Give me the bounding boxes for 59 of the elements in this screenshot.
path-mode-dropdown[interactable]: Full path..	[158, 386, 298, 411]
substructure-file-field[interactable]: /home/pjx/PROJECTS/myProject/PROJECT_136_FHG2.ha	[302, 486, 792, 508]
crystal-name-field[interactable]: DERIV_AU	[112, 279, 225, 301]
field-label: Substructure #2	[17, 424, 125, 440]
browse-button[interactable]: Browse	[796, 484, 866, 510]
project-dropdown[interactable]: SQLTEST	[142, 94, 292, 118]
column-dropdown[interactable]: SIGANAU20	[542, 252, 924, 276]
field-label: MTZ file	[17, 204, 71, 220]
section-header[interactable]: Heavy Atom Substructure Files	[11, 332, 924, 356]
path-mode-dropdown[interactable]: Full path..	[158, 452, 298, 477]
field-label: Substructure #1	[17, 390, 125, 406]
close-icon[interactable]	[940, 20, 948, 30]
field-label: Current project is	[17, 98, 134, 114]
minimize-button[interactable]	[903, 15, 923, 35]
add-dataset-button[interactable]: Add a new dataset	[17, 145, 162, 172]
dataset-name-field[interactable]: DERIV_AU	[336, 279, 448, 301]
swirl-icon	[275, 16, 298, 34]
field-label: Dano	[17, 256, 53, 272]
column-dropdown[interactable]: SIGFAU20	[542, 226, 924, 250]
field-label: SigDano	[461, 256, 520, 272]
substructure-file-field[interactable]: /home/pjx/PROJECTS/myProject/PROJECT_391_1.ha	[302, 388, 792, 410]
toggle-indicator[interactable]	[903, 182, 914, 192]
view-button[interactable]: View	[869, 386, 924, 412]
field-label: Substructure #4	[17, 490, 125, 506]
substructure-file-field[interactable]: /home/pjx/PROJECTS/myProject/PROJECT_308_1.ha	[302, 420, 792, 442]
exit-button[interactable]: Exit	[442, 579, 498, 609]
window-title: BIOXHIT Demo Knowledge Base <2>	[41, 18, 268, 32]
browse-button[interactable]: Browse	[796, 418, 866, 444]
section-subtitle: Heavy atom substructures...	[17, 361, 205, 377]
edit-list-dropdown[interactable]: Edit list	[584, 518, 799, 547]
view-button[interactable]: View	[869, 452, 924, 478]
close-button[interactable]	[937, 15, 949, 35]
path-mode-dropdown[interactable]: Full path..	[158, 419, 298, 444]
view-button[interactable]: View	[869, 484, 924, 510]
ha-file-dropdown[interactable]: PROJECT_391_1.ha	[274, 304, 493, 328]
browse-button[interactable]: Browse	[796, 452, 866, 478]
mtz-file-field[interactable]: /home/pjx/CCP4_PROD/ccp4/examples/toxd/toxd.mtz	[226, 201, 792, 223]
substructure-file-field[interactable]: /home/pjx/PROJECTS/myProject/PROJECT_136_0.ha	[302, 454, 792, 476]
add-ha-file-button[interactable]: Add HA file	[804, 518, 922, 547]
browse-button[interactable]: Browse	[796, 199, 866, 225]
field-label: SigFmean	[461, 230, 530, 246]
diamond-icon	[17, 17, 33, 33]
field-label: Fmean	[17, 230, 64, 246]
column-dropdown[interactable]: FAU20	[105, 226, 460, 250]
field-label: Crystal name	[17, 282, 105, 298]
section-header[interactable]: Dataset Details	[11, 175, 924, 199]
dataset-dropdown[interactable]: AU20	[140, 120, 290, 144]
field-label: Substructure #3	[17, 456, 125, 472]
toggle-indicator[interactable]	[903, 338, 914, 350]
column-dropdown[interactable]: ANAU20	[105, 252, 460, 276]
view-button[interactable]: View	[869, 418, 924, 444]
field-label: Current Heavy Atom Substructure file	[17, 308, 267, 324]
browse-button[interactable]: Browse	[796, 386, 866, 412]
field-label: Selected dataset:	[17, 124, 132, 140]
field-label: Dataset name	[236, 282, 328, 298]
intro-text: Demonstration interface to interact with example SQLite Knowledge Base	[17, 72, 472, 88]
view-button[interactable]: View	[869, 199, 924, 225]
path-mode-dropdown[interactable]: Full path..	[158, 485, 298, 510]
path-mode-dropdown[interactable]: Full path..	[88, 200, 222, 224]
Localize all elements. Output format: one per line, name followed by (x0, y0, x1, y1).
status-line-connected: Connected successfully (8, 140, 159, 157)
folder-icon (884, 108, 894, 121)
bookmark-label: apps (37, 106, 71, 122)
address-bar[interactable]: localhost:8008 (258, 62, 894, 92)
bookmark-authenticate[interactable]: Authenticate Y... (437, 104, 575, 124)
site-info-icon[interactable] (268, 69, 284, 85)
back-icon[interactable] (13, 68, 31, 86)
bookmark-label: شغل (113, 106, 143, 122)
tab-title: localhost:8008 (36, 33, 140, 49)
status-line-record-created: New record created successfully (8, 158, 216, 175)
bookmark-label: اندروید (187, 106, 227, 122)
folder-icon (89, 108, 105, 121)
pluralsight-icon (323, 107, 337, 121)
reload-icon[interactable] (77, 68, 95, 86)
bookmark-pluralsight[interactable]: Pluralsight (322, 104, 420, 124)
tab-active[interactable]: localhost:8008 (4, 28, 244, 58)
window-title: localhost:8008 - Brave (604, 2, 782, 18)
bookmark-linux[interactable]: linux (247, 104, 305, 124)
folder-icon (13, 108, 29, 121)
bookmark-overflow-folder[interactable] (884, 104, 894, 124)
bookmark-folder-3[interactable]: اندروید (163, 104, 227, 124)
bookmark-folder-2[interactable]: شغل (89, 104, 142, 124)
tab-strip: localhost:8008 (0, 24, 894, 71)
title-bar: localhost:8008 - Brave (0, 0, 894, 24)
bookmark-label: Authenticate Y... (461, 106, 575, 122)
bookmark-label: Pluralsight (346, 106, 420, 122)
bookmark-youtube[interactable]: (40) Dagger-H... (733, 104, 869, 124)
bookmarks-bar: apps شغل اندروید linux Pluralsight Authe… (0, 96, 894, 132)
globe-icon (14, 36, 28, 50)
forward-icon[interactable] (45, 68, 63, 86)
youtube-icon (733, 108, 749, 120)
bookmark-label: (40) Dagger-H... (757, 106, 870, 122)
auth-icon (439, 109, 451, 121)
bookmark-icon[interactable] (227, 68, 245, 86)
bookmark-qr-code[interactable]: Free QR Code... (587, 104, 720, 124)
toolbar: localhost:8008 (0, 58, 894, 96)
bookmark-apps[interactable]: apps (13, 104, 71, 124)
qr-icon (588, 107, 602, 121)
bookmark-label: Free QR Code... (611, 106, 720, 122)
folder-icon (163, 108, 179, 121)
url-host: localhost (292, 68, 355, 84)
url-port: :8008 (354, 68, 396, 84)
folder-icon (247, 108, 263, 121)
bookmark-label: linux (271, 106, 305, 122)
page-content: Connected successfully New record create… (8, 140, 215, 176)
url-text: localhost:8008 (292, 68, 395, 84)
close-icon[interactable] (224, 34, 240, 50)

════════════════

AIM = Gather every line in the listing above that contains the string "column".

RESPONSE BELOW =
column-dropdown[interactable]: SIGANAU20	[542, 252, 924, 276]
column-dropdown[interactable]: SIGFAU20	[542, 226, 924, 250]
column-dropdown[interactable]: FAU20	[105, 226, 460, 250]
column-dropdown[interactable]: ANAU20	[105, 252, 460, 276]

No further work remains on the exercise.